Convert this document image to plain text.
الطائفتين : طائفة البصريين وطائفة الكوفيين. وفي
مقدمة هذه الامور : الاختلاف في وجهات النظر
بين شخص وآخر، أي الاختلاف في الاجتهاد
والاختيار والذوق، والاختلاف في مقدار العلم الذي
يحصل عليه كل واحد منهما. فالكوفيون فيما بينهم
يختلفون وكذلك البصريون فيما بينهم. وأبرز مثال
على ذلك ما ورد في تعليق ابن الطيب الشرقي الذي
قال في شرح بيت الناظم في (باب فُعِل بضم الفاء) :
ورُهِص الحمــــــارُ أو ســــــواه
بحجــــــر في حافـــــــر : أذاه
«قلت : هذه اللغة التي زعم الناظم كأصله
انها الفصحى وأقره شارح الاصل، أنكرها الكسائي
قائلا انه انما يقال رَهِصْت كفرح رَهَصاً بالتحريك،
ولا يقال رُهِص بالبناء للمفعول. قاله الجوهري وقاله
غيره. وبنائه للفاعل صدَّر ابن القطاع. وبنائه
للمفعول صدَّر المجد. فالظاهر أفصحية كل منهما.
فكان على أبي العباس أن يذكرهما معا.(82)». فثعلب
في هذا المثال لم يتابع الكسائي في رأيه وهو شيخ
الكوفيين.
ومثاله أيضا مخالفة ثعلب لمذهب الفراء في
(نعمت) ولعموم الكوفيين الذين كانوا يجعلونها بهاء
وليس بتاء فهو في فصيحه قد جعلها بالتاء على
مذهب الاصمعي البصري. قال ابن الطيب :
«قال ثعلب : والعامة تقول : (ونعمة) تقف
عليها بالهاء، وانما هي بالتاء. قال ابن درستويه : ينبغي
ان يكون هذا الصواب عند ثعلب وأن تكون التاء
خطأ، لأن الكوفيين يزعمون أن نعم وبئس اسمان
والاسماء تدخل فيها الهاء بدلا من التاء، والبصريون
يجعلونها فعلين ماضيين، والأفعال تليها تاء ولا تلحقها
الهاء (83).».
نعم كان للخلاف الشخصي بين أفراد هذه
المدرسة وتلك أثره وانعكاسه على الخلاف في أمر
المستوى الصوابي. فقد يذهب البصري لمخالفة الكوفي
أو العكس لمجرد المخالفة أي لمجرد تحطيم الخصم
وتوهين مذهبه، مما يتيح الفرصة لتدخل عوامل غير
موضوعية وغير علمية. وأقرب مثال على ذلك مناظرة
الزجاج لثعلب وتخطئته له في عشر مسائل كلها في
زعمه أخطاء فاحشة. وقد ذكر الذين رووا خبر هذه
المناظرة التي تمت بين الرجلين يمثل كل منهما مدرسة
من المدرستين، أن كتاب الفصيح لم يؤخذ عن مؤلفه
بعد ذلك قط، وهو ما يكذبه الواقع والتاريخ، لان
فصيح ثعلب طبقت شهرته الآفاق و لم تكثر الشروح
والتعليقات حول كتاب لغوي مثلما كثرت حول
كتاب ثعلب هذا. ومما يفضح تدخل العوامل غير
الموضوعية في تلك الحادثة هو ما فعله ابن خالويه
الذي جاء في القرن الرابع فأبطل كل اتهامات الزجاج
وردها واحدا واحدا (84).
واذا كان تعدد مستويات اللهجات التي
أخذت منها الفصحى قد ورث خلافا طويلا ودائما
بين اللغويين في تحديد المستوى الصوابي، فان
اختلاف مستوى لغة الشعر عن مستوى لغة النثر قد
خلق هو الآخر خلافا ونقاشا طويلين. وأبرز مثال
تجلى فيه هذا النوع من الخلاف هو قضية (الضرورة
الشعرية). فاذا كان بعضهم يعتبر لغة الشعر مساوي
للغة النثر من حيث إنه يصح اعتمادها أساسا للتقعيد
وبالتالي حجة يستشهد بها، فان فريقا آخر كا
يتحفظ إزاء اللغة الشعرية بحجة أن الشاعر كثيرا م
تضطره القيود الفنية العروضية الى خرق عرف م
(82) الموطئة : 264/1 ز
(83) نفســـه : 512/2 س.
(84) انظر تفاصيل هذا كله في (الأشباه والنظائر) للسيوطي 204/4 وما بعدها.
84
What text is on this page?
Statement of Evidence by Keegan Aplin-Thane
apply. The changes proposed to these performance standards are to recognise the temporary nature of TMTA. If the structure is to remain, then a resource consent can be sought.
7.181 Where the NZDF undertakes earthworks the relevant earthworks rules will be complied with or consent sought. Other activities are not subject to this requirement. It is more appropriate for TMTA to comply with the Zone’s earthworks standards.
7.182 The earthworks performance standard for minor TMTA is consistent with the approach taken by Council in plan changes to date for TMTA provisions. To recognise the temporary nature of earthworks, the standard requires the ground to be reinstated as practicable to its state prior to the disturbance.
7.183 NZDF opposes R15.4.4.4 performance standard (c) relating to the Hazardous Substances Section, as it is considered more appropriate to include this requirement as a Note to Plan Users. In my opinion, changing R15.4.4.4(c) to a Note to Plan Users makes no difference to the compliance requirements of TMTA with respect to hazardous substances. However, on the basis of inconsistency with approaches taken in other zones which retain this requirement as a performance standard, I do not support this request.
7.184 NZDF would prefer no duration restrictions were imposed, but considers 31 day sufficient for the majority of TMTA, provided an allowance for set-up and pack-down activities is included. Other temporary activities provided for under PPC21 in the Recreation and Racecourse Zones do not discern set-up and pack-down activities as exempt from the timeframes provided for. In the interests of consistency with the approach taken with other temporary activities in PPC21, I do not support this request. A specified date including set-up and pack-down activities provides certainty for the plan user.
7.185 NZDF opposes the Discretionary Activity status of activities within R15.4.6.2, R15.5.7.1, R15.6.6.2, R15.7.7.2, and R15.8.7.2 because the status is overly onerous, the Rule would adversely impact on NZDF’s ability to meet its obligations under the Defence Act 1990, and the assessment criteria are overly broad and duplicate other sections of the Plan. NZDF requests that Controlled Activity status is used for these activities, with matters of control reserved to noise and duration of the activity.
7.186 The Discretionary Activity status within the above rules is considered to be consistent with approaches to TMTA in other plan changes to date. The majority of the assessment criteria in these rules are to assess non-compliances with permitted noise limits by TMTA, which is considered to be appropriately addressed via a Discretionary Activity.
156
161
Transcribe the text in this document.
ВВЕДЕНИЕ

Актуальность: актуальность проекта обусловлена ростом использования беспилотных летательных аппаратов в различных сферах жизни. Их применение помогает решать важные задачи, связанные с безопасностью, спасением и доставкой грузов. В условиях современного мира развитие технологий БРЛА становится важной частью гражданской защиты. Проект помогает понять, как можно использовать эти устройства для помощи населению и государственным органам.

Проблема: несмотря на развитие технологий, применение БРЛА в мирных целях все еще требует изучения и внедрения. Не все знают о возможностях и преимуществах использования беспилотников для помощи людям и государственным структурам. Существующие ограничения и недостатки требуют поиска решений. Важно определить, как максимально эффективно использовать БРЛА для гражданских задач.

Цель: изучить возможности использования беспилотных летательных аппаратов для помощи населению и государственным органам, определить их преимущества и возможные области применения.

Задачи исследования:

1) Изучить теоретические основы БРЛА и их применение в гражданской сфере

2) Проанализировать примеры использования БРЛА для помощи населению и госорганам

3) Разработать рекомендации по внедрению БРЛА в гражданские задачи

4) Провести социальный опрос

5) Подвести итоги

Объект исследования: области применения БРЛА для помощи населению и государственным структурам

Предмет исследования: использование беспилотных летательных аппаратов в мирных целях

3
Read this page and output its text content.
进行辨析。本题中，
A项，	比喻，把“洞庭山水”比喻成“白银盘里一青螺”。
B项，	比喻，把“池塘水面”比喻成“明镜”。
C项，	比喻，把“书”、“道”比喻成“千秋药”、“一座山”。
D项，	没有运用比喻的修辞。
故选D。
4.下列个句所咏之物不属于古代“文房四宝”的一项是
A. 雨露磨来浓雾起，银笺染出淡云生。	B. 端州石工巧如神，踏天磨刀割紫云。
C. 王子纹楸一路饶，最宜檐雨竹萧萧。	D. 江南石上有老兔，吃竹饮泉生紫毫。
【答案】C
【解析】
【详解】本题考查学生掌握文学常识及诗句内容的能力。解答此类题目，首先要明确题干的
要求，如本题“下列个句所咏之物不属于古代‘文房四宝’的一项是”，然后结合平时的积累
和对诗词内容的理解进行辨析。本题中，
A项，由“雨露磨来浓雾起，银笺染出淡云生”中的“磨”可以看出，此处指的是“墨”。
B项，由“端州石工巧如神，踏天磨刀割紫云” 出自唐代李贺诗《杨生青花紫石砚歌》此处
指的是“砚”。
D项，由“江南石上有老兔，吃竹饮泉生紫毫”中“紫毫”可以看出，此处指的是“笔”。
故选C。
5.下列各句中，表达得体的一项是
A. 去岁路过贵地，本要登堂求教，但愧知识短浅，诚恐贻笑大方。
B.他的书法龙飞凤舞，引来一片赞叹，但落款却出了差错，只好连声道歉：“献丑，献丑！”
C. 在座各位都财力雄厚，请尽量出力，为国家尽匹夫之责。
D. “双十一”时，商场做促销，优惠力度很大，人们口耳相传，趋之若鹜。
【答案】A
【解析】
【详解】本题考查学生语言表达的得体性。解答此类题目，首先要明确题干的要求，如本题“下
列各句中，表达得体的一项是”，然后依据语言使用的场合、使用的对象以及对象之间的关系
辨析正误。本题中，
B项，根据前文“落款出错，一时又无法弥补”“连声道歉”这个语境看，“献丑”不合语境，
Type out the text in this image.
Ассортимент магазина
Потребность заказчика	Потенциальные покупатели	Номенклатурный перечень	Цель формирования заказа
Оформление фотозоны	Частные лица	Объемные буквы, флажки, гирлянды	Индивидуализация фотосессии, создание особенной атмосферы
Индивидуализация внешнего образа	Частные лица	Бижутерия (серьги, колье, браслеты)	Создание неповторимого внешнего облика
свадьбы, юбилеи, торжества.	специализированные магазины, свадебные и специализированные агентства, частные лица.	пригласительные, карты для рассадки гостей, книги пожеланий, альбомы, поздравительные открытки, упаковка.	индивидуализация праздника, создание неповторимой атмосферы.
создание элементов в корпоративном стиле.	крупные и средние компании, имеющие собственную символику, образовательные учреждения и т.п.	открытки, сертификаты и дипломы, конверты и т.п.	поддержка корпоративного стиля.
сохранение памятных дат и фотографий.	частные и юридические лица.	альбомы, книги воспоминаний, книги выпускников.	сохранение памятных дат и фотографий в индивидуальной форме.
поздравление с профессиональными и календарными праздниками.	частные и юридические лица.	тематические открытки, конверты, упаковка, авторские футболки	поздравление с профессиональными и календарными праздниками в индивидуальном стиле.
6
##########
- [WHAT THE TASK REQUIRES]:
What is the number of lines that hold the string "文房四宝"? Give it alone.

- [RESPONSE]:
2